William Blake, Mescaline, and the end of Time
Huxley cited his fascination with Blake as a primary factor in his decision to take mescaline, which he hoped would help him transcend the self and see the world without the usual filters on reality: “the drug would admit me at least for a few hours, into the kind of inner world described by Blake.” His book of the experience, The Doors of Perception, is itself eye-opening: one of the most careful and precise deconstructions of “normal” perception ever written: “The function of the brain and nervous system is in the main eliminative”, he observed, “leaving only that very small and special selection which is likely to be practically useful”. The drug allowed him to see that what we normally call “reality” is in fact the product of a massive filtering out of reality, a systematic closing of the doors, leaving only the programs of measurement (“ratio-ing”) and utility – reality as it would necessarily appear “to an animal obsessed with survival.”
The Miracle of Naked Existence

Aldous Huxley
From what I had read of the mescaline experience I was convinced in advance that the drug would admit me, at least for a few hours, into the kind of inner world described by Blake. The change which actually took place in that world was in no sense revolutionary. I saw no landscapes, no enormous spaces, no magical growth and metamorphosis of buildings, nothing remotely like a drama or a parable. The great change was in the realm of objective fact.
I took my pill at eleven. An hour and half later I was sitting in my study, looking intently at a small glass vase. At breakfast that morning I had been struck by the lively dissonance of its colours. But that was no longer the point. I was not looking now at an unusual flower arrangement. I was seeing what Adam had seen on the morning of his creation – the miracle, moment by moment, of naked existence.
‘Is it agreeable?’ someone asked. ‘Neither agreeable nor disagreeable,’ I answered. ‘It just is.’
Istigkeit – wasn’t that the word Meister Eckhart liked to use? ‘Is-ness.’ The Being of Platonic philosophy – except that Plato seems to have made the enormous, the grotesque mistake of separating Being from becoming, and identifying it with the mathematical abstraction of the Idea. He could never, poor fellow, have seen a bunch of flowers shining with their own inner light and all but quivering under the pressure of the significance with which they were charged; could never have perceived that what rose and iris and carnation so intensely signified was nothing more, and nothing less, than what they were – a transience that was yet eternal life, a perpetual perishing that was at the same time pure Being, a bundle of minute, unique particulars in which, by some unspeakable and yet self-evident paradox, was to be seen the divine source of all existence.

(Rows from a dataset)
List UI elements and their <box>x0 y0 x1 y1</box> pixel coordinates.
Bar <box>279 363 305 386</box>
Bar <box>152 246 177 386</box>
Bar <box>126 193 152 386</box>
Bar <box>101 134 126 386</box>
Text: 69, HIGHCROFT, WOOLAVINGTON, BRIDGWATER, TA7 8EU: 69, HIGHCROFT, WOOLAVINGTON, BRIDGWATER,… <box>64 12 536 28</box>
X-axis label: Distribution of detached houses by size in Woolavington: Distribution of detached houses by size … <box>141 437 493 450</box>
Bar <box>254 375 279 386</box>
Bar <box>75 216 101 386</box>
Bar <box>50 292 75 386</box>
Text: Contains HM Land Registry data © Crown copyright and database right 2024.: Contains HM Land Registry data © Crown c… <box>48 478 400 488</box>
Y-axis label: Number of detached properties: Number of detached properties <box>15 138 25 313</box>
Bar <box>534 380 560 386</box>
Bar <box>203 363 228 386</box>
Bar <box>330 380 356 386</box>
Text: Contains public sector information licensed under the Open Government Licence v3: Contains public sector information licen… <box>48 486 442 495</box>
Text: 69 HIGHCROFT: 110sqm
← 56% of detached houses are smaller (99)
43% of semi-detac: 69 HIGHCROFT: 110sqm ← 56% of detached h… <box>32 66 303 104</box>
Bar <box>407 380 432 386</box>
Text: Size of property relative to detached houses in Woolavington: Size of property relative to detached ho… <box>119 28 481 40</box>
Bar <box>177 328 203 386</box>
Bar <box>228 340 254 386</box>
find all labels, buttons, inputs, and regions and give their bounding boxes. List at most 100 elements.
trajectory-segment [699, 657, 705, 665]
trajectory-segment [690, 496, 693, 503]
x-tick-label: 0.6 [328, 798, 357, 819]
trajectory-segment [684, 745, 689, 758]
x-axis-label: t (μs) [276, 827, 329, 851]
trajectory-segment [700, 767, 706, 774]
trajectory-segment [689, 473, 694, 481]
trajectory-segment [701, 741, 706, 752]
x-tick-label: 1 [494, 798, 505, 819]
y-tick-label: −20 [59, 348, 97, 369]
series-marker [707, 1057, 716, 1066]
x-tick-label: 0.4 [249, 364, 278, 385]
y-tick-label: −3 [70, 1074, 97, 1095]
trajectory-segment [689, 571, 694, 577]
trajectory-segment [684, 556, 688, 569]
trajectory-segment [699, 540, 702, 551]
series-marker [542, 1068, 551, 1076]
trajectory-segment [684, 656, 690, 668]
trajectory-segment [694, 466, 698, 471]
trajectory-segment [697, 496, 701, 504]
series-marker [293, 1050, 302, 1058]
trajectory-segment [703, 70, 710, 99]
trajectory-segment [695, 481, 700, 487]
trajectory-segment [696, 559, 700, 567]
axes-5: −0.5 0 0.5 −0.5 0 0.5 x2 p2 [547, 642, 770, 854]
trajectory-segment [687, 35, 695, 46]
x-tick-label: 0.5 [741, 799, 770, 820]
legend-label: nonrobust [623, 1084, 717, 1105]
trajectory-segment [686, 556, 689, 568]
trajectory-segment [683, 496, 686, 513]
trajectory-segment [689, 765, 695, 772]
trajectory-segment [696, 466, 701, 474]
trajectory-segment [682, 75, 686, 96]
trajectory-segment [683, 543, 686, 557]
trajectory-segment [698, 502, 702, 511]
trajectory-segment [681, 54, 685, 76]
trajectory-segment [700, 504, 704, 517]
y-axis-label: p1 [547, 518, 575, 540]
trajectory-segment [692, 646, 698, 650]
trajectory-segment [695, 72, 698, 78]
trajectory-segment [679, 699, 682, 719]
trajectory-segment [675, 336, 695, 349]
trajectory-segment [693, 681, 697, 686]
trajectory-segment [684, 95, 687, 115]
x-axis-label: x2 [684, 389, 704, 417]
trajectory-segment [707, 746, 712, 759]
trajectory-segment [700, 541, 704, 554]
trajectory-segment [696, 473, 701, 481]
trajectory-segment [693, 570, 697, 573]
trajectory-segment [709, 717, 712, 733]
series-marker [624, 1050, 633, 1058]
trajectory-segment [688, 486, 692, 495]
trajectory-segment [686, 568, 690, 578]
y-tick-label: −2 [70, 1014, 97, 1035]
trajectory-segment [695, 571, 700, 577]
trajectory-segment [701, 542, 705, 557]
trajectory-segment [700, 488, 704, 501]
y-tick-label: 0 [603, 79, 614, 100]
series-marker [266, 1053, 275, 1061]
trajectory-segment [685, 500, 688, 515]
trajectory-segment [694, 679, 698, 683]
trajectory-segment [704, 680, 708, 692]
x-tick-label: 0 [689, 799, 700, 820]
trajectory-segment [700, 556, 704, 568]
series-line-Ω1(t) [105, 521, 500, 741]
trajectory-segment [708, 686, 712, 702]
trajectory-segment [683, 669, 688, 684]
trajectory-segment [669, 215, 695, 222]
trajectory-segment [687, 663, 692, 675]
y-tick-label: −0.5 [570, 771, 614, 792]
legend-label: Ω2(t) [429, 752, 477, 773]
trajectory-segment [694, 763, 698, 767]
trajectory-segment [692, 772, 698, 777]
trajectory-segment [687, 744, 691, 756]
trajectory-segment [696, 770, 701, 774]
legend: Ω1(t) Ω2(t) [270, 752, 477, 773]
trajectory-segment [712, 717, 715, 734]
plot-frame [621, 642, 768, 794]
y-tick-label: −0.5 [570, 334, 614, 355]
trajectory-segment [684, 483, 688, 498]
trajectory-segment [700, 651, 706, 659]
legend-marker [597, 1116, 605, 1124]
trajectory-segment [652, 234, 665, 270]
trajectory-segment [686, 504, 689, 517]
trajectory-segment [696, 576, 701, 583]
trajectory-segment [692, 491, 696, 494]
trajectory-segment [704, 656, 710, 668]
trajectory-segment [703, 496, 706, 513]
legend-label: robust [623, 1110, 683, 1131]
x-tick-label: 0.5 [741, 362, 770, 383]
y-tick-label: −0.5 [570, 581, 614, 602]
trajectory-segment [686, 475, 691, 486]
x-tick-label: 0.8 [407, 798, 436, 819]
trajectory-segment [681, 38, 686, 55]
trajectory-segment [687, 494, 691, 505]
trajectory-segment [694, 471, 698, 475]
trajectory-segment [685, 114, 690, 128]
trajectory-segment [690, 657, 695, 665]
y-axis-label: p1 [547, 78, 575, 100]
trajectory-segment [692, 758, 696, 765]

* TO BE DONE *
1/ Answer these questions using the passage on Huxley and Blake.
(a) At what time did Huxley take his pill?
(b) What object was he looking at in his study an hour and a half later?
(c) What word did Meister Eckhart like to use, according to the passage?
2/ Gather every line from the entries that contains the string "axis". Case counts.

* SET OF ANSWERS *
1/
(a) At eleven.
(b) A small glass vase.
(c) Istigkeit.

2/
X-axis label: Distribution of detached houses by size in Woolavington: Distribution of detached houses by size … <box>141 437 493 450</box>
Y-axis label: Number of detached properties: Number of detached properties <box>15 138 25 313</box>
x-axis-label: t (μs) [276, 827, 329, 851]
y-axis-label: p1 [547, 518, 575, 540]
x-axis-label: x2 [684, 389, 704, 417]
y-axis-label: p1 [547, 78, 575, 100]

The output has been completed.